### EXERCISE PROMPT
Copy every entry exactly as given, minus the images.

(Dataset entries)

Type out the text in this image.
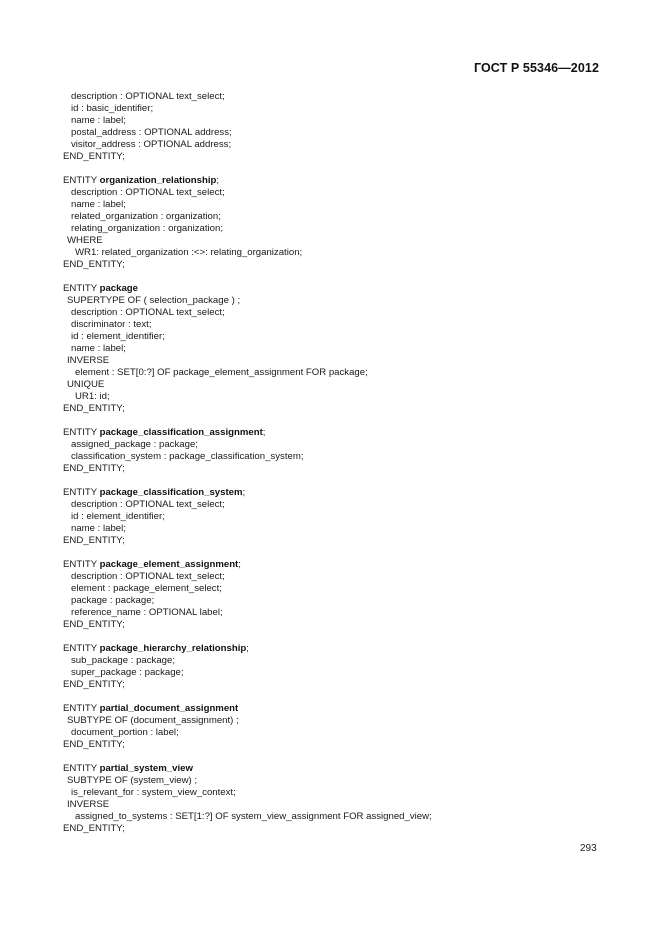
ГОСТ Р 55346—2012
description : OPTIONAL text_select;
id : basic_identifier;
name : label;
postal_address : OPTIONAL address;
visitor_address : OPTIONAL address;
END_ENTITY;
ENTITY organization_relationship;
description : OPTIONAL text_select;
name : label;
related_organization : organization;
relating_organization : organization;
WHERE
WR1: related_organization :<>: relating_organization;
END_ENTITY;
ENTITY package
SUPERTYPE OF ( selection_package ) ;
description : OPTIONAL text_select;
discriminator : text;
id : element_identifier;
name : label;
INVERSE
element : SET[0:?] OF package_element_assignment FOR package;
UNIQUE
UR1: id;
END_ENTITY;
ENTITY package_classification_assignment;
assigned_package : package;
classification_system : package_classification_system;
END_ENTITY;
ENTITY package_classification_system;
description : OPTIONAL text_select;
id : element_identifier;
name : label;
END_ENTITY;
ENTITY package_element_assignment;
description : OPTIONAL text_select;
element : package_element_select;
package : package;
reference_name : OPTIONAL label;
END_ENTITY;
ENTITY package_hierarchy_relationship;
sub_package : package;
super_package : package;
END_ENTITY;
ENTITY partial_document_assignment
SUBTYPE OF (document_assignment) ;
document_portion : label;
END_ENTITY;
ENTITY partial_system_view
SUBTYPE OF (system_view) ;
is_relevant_for : system_view_context;
INVERSE
assigned_to_systems : SET[1:?] OF system_view_assignment FOR assigned_view;
END_ENTITY;
293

### COMPLETED EXERCISE
Type out the text in this image.
ГОСТ Р 55346—2012
description : OPTIONAL text_select;
id : basic_identifier;
name : label;
postal_address : OPTIONAL address;
visitor_address : OPTIONAL address;
END_ENTITY;
ENTITY organization_relationship;
description : OPTIONAL text_select;
name : label;
related_organization : organization;
relating_organization : organization;
WHERE
WR1: related_organization :<>: relating_organization;
END_ENTITY;
ENTITY package
SUPERTYPE OF ( selection_package ) ;
description : OPTIONAL text_select;
discriminator : text;
id : element_identifier;
name : label;
INVERSE
element : SET[0:?] OF package_element_assignment FOR package;
UNIQUE
UR1: id;
END_ENTITY;
ENTITY package_classification_assignment;
assigned_package : package;
classification_system : package_classification_system;
END_ENTITY;
ENTITY package_classification_system;
description : OPTIONAL text_select;
id : element_identifier;
name : label;
END_ENTITY;
ENTITY package_element_assignment;
description : OPTIONAL text_select;
element : package_element_select;
package : package;
reference_name : OPTIONAL label;
END_ENTITY;
ENTITY package_hierarchy_relationship;
sub_package : package;
super_package : package;
END_ENTITY;
ENTITY partial_document_assignment
SUBTYPE OF (document_assignment) ;
document_portion : label;
END_ENTITY;
ENTITY partial_system_view
SUBTYPE OF (system_view) ;
is_relevant_for : system_view_context;
INVERSE
assigned_to_systems : SET[1:?] OF system_view_assignment FOR assigned_view;
END_ENTITY;
293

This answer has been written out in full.